# Challenge
Each entry below must be repeated word for word.

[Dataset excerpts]
==*==

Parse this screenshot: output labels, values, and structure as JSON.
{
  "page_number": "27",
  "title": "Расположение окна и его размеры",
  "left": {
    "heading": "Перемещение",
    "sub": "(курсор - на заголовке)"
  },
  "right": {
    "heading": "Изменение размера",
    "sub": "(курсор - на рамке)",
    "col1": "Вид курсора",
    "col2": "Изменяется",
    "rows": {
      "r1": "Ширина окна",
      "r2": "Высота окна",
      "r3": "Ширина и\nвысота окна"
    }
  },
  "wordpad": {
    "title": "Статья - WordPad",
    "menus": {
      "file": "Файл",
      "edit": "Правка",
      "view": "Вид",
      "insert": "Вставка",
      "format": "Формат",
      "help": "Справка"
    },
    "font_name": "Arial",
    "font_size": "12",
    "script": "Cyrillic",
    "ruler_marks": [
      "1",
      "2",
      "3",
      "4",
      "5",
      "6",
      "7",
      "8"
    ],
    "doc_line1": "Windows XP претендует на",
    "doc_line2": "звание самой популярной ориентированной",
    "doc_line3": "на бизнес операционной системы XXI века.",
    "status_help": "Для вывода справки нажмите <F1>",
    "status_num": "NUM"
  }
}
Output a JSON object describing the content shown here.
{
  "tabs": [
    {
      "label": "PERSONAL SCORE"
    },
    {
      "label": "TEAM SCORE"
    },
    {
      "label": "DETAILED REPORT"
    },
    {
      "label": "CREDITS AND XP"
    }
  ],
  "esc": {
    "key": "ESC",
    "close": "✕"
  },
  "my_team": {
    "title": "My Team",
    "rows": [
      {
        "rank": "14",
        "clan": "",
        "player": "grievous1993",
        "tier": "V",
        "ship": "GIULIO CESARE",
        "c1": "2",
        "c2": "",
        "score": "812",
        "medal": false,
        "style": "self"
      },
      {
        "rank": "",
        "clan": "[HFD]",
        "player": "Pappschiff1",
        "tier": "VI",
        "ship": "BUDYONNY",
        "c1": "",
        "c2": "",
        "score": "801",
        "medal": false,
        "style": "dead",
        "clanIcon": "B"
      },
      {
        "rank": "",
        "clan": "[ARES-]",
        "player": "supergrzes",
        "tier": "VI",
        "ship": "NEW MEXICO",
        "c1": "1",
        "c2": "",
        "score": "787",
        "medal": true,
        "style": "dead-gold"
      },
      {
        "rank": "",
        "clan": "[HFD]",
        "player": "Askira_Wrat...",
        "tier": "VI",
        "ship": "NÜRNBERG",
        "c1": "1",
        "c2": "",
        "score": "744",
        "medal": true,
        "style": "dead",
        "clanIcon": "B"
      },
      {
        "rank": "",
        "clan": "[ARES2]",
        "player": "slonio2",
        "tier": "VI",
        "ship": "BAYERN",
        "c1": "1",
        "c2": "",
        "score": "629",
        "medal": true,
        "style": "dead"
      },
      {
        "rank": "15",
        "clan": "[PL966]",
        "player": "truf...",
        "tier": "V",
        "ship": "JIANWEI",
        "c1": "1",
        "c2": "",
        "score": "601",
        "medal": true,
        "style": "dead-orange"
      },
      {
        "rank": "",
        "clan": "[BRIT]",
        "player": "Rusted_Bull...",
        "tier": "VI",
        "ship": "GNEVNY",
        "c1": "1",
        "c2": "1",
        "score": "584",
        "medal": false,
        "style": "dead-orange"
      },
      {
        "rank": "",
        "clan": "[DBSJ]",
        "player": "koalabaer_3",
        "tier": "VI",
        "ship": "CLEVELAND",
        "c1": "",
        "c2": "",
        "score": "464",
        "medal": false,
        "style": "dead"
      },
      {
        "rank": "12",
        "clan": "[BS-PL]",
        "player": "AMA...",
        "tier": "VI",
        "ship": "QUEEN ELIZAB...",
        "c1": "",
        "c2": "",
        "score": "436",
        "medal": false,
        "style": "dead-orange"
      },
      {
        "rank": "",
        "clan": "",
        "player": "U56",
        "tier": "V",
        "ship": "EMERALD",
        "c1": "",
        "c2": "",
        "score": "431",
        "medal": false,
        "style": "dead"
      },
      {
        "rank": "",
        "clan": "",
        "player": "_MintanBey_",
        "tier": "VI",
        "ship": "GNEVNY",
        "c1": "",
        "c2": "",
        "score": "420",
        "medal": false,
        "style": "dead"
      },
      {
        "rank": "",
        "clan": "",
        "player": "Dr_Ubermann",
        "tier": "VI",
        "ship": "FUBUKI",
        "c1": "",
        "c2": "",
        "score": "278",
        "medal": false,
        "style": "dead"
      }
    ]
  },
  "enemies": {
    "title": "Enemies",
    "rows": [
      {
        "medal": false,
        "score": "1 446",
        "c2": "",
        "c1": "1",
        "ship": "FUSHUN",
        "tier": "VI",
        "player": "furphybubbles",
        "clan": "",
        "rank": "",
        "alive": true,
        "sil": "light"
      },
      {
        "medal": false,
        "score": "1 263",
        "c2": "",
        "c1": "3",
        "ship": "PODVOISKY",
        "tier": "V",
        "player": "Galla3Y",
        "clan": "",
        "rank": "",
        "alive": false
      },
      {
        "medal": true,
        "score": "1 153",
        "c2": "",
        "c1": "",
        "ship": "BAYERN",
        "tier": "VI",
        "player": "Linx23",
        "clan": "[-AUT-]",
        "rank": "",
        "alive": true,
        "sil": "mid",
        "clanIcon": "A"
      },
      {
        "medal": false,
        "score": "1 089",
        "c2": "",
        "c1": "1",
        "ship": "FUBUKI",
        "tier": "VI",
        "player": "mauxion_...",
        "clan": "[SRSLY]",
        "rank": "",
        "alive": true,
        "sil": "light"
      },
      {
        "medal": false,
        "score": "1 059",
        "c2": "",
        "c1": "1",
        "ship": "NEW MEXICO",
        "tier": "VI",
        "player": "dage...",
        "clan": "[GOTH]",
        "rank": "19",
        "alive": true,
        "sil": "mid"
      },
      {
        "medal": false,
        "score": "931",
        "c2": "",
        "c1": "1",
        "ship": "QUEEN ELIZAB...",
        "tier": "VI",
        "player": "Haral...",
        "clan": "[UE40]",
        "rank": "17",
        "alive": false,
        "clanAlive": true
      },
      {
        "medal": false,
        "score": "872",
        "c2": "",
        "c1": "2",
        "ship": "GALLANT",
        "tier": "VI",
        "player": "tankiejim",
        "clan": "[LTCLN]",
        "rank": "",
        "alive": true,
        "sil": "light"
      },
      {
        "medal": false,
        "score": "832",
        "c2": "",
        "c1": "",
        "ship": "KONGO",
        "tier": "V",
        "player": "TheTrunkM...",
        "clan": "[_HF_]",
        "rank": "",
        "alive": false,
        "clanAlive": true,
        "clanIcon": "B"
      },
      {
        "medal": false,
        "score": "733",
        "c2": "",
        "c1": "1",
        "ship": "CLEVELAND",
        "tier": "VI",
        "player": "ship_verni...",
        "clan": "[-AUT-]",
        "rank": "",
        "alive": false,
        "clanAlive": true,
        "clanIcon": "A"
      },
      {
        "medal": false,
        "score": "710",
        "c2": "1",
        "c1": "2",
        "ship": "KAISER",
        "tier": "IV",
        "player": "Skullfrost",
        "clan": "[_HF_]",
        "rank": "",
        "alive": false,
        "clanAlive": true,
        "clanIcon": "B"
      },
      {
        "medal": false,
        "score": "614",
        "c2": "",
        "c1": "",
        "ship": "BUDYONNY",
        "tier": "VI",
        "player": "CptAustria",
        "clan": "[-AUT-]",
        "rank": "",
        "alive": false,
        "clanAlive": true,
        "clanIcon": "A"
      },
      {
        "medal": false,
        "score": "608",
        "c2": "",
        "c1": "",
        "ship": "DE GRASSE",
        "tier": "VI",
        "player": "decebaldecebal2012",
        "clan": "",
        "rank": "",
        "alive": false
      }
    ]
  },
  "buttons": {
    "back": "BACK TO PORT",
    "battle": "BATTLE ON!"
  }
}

==*==

# Response to this exercise
Parse this screenshot: output labels, values, and structure as JSON.
{
  "page_number": "27",
  "title": "Расположение окна и его размеры",
  "left": {
    "heading": "Перемещение",
    "sub": "(курсор - на заголовке)"
  },
  "right": {
    "heading": "Изменение размера",
    "sub": "(курсор - на рамке)",
    "col1": "Вид курсора",
    "col2": "Изменяется",
    "rows": {
      "r1": "Ширина окна",
      "r2": "Высота окна",
      "r3": "Ширина и\nвысота окна"
    }
  },
  "wordpad": {
    "title": "Статья - WordPad",
    "menus": {
      "file": "Файл",
      "edit": "Правка",
      "view": "Вид",
      "insert": "Вставка",
      "format": "Формат",
      "help": "Справка"
    },
    "font_name": "Arial",
    "font_size": "12",
    "script": "Cyrillic",
    "ruler_marks": [
      "1",
      "2",
      "3",
      "4",
      "5",
      "6",
      "7",
      "8"
    ],
    "doc_line1": "Windows XP претендует на",
    "doc_line2": "звание самой популярной ориентированной",
    "doc_line3": "на бизнес операционной системы XXI века.",
    "status_help": "Для вывода справки нажмите <F1>",
    "status_num": "NUM"
  }
}
Output a JSON object describing the content shown here.
{
  "tabs": [
    {
      "label": "PERSONAL SCORE"
    },
    {
      "label": "TEAM SCORE"
    },
    {
      "label": "DETAILED REPORT"
    },
    {
      "label": "CREDITS AND XP"
    }
  ],
  "esc": {
    "key": "ESC",
    "close": "✕"
  },
  "my_team": {
    "title": "My Team",
    "rows": [
      {
        "rank": "14",
        "clan": "",
        "player": "grievous1993",
        "tier": "V",
        "ship": "GIULIO CESARE",
        "c1": "2",
        "c2": "",
        "score": "812",
        "medal": false,
        "style": "self"
      },
      {
        "rank": "",
        "clan": "[HFD]",
        "player": "Pappschiff1",
        "tier": "VI",
        "ship": "BUDYONNY",
        "c1": "",
        "c2": "",
        "score": "801",
        "medal": false,
        "style": "dead",
        "clanIcon": "B"
      },
      {
        "rank": "",
        "clan": "[ARES-]",
        "player": "supergrzes",
        "tier": "VI",
        "ship": "NEW MEXICO",
        "c1": "1",
        "c2": "",
        "score": "787",
        "medal": true,
        "style": "dead-gold"
      },
      {
        "rank": "",
        "clan": "[HFD]",
        "player": "Askira_Wrat...",
        "tier": "VI",
        "ship": "NÜRNBERG",
        "c1": "1",
        "c2": "",
        "score": "744",
        "medal": true,
        "style": "dead",
        "clanIcon": "B"
      },
      {
        "rank": "",
        "clan": "[ARES2]",
        "player": "slonio2",
        "tier": "VI",
        "ship": "BAYERN",
        "c1": "1",
        "c2": "",
        "score": "629",
        "medal": true,
        "style": "dead"
      },
      {
        "rank": "15",
        "clan": "[PL966]",
        "player": "truf...",
        "tier": "V",
        "ship": "JIANWEI",
        "c1": "1",
        "c2": "",
        "score": "601",
        "medal": true,
        "style": "dead-orange"
      },
      {
        "rank": "",
        "clan": "[BRIT]",
        "player": "Rusted_Bull...",
        "tier": "VI",
        "ship": "GNEVNY",
        "c1": "1",
        "c2": "1",
        "score": "584",
        "medal": false,
        "style": "dead-orange"
      },
      {
        "rank": "",
        "clan": "[DBSJ]",
        "player": "koalabaer_3",
        "tier": "VI",
        "ship": "CLEVELAND",
        "c1": "",
        "c2": "",
        "score": "464",
        "medal": false,
        "style": "dead"
      },
      {
        "rank": "12",
        "clan": "[BS-PL]",
        "player": "AMA...",
        "tier": "VI",
        "ship": "QUEEN ELIZAB...",
        "c1": "",
        "c2": "",
        "score": "436",
        "medal": false,
        "style": "dead-orange"
      },
      {
        "rank": "",
        "clan": "",
        "player": "U56",
        "tier": "V",
        "ship": "EMERALD",
        "c1": "",
        "c2": "",
        "score": "431",
        "medal": false,
        "style": "dead"
      },
      {
        "rank": "",
        "clan": "",
        "player": "_MintanBey_",
        "tier": "VI",
        "ship": "GNEVNY",
        "c1": "",
        "c2": "",
        "score": "420",
        "medal": false,
        "style": "dead"
      },
      {
        "rank": "",
        "clan": "",
        "player": "Dr_Ubermann",
        "tier": "VI",
        "ship": "FUBUKI",
        "c1": "",
        "c2": "",
        "score": "278",
        "medal": false,
        "style": "dead"
      }
    ]
  },
  "enemies": {
    "title": "Enemies",
    "rows": [
      {
        "medal": false,
        "score": "1 446",
        "c2": "",
        "c1": "1",
        "ship": "FUSHUN",
        "tier": "VI",
        "player": "furphybubbles",
        "clan": "",
        "rank": "",
        "alive": true,
        "sil": "light"
      },
      {
        "medal": false,
        "score": "1 263",
        "c2": "",
        "c1": "3",
        "ship": "PODVOISKY",
        "tier": "V",
        "player": "Galla3Y",
        "clan": "",
        "rank": "",
        "alive": false
      },
      {
        "medal": true,
        "score": "1 153",
        "c2": "",
        "c1": "",
        "ship": "BAYERN",
        "tier": "VI",
        "player": "Linx23",
        "clan": "[-AUT-]",
        "rank": "",
        "alive": true,
        "sil": "mid",
        "clanIcon": "A"
      },
      {
        "medal": false,
        "score": "1 089",
        "c2": "",
        "c1": "1",
        "ship": "FUBUKI",
        "tier": "VI",
        "player": "mauxion_...",
        "clan": "[SRSLY]",
        "rank": "",
        "alive": true,
        "sil": "light"
      },
      {
        "medal": false,
        "score": "1 059",
        "c2": "",
        "c1": "1",
        "ship": "NEW MEXICO",
        "tier": "VI",
        "player": "dage...",
        "clan": "[GOTH]",
        "rank": "19",
        "alive": true,
        "sil": "mid"
      },
      {
        "medal": false,
        "score": "931",
        "c2": "",
        "c1": "1",
        "ship": "QUEEN ELIZAB...",
        "tier": "VI",
        "player": "Haral...",
        "clan": "[UE40]",
        "rank": "17",
        "alive": false,
        "clanAlive": true
      },
      {
        "medal": false,
        "score": "872",
        "c2": "",
        "c1": "2",
        "ship": "GALLANT",
        "tier": "VI",
        "player": "tankiejim",
        "clan": "[LTCLN]",
        "rank": "",
        "alive": true,
        "sil": "light"
      },
      {
        "medal": false,
        "score": "832",
        "c2": "",
        "c1": "",
        "ship": "KONGO",
        "tier": "V",
        "player": "TheTrunkM...",
        "clan": "[_HF_]",
        "rank": "",
        "alive": false,
        "clanAlive": true,
        "clanIcon": "B"
      },
      {
        "medal": false,
        "score": "733",
        "c2": "",
        "c1": "1",
        "ship": "CLEVELAND",
        "tier": "VI",
        "player": "ship_verni...",
        "clan": "[-AUT-]",
        "rank": "",
        "alive": false,
        "clanAlive": true,
        "clanIcon": "A"
      },
      {
        "medal": false,
        "score": "710",
        "c2": "1",
        "c1": "2",
        "ship": "KAISER",
        "tier": "IV",
        "player": "Skullfrost",
        "clan": "[_HF_]",
        "rank": "",
        "alive": false,
        "clanAlive": true,
        "clanIcon": "B"
      },
      {
        "medal": false,
        "score": "614",
        "c2": "",
        "c1": "",
        "ship": "BUDYONNY",
        "tier": "VI",
        "player": "CptAustria",
        "clan": "[-AUT-]",
        "rank": "",
        "alive": false,
        "clanAlive": true,
        "clanIcon": "A"
      },
      {
        "medal": false,
        "score": "608",
        "c2": "",
        "c1": "",
        "ship": "DE GRASSE",
        "tier": "VI",
        "player": "decebaldecebal2012",
        "clan": "",
        "rank": "",
        "alive": false
      }
    ]
  },
  "buttons": {
    "back": "BACK TO PORT",
    "battle": "BATTLE ON!"
  }
}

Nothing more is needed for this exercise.